Records from a collection of figures:
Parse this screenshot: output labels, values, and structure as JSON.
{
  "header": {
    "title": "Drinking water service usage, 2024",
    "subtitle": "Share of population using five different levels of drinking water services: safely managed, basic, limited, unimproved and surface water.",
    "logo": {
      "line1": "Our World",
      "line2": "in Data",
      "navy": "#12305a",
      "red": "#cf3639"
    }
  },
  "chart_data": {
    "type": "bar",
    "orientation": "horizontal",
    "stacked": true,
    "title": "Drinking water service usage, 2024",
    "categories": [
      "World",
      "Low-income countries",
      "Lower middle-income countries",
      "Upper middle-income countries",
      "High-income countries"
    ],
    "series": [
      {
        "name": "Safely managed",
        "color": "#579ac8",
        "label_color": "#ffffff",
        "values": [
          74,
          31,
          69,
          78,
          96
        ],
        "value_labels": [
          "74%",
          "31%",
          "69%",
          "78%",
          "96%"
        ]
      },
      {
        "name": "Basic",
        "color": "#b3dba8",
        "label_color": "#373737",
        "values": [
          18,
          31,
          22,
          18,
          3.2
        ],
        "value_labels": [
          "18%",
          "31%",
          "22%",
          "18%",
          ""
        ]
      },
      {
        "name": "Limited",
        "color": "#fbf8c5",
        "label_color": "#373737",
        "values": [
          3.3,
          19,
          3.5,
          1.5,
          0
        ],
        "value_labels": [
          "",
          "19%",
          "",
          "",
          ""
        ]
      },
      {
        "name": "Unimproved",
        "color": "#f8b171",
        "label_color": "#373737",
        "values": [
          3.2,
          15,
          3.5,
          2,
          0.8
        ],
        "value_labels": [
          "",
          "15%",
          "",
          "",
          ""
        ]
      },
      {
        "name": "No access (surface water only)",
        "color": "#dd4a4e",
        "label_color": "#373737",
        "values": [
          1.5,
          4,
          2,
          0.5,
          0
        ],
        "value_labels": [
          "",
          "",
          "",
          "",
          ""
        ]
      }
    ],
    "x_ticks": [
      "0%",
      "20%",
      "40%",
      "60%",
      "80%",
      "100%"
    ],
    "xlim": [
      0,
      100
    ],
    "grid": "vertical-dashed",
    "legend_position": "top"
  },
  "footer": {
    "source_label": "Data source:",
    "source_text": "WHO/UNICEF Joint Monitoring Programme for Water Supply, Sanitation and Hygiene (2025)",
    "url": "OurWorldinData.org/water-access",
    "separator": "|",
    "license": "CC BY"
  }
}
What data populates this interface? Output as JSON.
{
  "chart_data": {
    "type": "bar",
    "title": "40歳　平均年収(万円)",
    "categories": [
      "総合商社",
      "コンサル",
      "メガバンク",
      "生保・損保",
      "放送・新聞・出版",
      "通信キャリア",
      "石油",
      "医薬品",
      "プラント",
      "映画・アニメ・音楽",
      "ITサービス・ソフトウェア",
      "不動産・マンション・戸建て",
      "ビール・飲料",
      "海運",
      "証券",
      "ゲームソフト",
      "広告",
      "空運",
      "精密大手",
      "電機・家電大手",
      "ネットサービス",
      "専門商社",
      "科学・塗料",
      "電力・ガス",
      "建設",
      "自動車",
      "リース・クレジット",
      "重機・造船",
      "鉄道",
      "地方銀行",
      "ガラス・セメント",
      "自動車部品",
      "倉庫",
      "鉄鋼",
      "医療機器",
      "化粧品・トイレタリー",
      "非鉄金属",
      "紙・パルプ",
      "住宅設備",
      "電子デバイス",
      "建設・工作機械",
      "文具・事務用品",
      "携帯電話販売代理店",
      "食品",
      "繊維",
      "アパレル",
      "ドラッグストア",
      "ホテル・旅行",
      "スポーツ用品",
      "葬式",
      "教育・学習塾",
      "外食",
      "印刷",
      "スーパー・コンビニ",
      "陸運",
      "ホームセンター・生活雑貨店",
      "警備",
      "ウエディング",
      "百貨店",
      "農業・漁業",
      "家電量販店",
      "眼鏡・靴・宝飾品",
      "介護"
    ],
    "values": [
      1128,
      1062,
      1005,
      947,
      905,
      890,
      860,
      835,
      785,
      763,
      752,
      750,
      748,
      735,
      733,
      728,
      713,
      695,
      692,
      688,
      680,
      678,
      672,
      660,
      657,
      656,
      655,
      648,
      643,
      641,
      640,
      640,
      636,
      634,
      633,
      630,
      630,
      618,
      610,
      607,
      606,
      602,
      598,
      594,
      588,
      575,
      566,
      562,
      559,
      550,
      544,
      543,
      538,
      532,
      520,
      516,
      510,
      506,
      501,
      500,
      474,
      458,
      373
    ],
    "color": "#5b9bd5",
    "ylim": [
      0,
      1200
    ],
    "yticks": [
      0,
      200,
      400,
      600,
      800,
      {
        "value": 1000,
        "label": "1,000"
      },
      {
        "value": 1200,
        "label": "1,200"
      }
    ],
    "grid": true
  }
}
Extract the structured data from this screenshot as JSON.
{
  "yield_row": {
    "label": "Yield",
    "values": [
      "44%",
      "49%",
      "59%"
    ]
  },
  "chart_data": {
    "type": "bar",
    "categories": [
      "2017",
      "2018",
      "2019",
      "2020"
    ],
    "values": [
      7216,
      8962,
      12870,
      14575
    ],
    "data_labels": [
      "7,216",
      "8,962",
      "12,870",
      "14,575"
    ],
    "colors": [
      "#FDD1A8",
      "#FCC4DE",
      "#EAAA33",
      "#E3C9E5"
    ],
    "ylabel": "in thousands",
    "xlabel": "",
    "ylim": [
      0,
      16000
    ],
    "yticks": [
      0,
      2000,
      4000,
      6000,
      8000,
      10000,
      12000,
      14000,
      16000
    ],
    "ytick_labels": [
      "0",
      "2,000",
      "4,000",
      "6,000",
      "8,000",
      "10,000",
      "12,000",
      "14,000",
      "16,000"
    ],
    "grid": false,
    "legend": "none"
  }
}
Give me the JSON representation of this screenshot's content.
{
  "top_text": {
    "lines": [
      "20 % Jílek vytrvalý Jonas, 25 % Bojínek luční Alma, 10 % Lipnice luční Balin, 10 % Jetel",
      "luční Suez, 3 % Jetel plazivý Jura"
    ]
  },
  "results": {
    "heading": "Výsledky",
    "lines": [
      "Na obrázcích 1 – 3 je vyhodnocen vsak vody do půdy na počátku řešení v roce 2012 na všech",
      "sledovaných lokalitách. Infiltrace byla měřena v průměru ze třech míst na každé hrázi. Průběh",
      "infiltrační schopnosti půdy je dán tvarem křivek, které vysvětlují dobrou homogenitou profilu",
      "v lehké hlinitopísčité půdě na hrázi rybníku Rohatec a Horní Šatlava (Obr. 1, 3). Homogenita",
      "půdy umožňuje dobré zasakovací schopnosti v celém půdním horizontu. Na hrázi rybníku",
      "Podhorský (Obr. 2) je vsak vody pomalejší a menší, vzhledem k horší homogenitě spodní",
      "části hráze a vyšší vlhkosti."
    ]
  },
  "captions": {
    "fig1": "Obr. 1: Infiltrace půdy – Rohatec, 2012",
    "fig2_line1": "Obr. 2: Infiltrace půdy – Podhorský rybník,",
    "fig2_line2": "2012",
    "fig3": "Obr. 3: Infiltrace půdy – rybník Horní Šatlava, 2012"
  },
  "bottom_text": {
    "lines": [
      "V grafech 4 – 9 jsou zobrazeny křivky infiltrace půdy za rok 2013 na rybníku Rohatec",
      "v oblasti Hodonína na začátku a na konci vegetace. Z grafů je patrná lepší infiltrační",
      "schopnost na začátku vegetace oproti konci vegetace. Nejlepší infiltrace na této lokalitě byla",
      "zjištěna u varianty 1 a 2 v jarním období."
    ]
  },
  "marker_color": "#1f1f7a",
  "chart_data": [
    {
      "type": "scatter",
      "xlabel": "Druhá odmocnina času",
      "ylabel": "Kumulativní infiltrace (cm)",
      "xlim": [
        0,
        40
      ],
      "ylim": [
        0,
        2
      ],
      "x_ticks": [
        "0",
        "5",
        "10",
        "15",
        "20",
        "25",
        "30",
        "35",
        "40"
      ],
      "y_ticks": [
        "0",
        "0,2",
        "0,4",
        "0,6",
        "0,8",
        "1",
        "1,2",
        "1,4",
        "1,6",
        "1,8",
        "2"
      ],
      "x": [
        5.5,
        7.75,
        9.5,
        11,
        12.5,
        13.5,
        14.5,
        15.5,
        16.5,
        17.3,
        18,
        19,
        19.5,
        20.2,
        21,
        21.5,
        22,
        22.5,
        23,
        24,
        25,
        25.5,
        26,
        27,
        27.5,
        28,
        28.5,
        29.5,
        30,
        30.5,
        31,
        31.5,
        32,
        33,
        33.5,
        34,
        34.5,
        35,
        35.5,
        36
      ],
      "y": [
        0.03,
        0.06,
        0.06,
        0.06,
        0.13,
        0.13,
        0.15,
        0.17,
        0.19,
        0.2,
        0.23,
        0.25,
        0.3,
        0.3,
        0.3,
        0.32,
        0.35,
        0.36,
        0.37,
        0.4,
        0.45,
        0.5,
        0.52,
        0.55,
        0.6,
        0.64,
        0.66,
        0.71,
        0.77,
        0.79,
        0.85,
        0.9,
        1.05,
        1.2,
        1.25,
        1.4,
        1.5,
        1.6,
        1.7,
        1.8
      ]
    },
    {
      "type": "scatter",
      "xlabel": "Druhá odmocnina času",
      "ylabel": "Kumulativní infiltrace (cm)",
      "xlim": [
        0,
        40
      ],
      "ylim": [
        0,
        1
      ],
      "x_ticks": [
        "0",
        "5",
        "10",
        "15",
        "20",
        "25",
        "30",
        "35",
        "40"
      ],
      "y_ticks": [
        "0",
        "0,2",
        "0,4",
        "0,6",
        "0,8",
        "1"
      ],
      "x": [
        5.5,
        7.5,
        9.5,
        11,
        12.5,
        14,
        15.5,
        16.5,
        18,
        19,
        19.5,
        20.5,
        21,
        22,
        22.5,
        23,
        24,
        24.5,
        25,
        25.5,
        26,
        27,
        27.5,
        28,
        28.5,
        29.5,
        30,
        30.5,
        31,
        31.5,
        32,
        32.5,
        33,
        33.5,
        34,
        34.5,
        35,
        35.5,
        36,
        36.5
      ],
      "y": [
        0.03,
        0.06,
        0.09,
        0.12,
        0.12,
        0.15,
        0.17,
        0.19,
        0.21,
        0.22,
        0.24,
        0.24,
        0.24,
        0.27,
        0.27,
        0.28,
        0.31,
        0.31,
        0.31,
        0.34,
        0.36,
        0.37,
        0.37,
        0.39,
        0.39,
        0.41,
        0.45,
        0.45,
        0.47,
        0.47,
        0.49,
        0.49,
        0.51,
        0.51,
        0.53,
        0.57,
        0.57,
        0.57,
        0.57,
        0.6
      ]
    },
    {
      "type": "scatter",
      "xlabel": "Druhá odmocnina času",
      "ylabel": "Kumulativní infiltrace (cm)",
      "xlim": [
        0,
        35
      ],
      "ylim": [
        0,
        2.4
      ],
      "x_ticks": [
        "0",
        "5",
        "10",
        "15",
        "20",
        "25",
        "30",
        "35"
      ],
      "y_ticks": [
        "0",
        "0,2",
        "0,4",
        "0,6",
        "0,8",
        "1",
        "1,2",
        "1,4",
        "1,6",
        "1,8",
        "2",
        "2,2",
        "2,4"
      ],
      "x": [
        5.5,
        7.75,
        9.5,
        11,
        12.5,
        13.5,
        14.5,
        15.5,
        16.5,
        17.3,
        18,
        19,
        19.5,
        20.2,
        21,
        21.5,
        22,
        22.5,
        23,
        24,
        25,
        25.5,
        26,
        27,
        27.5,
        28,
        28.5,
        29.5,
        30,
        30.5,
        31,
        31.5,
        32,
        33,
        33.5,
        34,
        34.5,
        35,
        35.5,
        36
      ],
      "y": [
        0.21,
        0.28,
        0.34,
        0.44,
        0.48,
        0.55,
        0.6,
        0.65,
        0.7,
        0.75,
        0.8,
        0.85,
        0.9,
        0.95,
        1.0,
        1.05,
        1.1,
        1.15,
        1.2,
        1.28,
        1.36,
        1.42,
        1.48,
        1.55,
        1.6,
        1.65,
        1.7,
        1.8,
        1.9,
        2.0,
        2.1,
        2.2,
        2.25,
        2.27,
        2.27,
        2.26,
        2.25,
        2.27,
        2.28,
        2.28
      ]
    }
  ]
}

• STATED GOAL: Scan the listing above and copy all lines containing the word "middle".

• RESULT:
      "Lower middle-income countries",
      "Upper middle-income countries",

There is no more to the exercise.